# Start of Data excerpts

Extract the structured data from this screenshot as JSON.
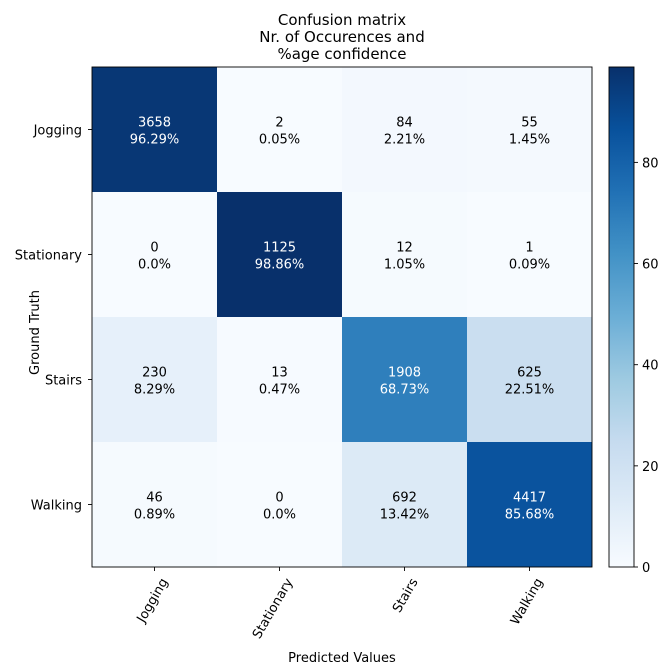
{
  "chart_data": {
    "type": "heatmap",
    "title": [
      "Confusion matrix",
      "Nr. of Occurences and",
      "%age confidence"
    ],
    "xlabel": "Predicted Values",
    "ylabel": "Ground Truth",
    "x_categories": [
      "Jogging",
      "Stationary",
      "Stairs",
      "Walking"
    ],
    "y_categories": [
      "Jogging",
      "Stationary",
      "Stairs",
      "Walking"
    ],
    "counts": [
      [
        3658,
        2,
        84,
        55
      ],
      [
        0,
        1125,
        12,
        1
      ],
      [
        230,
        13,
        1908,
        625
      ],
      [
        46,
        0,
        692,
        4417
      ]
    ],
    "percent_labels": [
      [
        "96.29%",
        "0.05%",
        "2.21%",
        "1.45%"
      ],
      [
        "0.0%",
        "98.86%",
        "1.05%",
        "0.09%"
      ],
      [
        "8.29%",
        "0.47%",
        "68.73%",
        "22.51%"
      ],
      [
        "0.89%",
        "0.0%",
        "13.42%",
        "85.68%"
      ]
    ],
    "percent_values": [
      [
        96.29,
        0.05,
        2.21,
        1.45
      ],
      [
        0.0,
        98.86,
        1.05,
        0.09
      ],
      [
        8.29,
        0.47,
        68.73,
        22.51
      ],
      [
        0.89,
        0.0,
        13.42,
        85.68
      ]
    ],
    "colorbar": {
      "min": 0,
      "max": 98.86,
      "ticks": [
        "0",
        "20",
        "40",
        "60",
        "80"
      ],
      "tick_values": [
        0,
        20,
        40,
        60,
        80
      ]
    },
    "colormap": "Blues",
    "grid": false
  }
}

# End of Data excerpts

Challenge: Leave out the pictures and give the rest of the records again exactly.

Result of this exercise:
Extract the structured data from this screenshot as JSON.
{
  "chart_data": {
    "type": "heatmap",
    "title": [
      "Confusion matrix",
      "Nr. of Occurences and",
      "%age confidence"
    ],
    "xlabel": "Predicted Values",
    "ylabel": "Ground Truth",
    "x_categories": [
      "Jogging",
      "Stationary",
      "Stairs",
      "Walking"
    ],
    "y_categories": [
      "Jogging",
      "Stationary",
      "Stairs",
      "Walking"
    ],
    "counts": [
      [
        3658,
        2,
        84,
        55
      ],
      [
        0,
        1125,
        12,
        1
      ],
      [
        230,
        13,
        1908,
        625
      ],
      [
        46,
        0,
        692,
        4417
      ]
    ],
    "percent_labels": [
      [
        "96.29%",
        "0.05%",
        "2.21%",
        "1.45%"
      ],
      [
        "0.0%",
        "98.86%",
        "1.05%",
        "0.09%"
      ],
      [
        "8.29%",
        "0.47%",
        "68.73%",
        "22.51%"
      ],
      [
        "0.89%",
        "0.0%",
        "13.42%",
        "85.68%"
      ]
    ],
    "percent_values": [
      [
        96.29,
        0.05,
        2.21,
        1.45
      ],
      [
        0.0,
        98.86,
        1.05,
        0.09
      ],
      [
        8.29,
        0.47,
        68.73,
        22.51
      ],
      [
        0.89,
        0.0,
        13.42,
        85.68
      ]
    ],
    "colorbar": {
      "min": 0,
      "max": 98.86,
      "ticks": [
        "0",
        "20",
        "40",
        "60",
        "80"
      ],
      "tick_values": [
        0,
        20,
        40,
        60,
        80
      ]
    },
    "colormap": "Blues",
    "grid": false
  }
}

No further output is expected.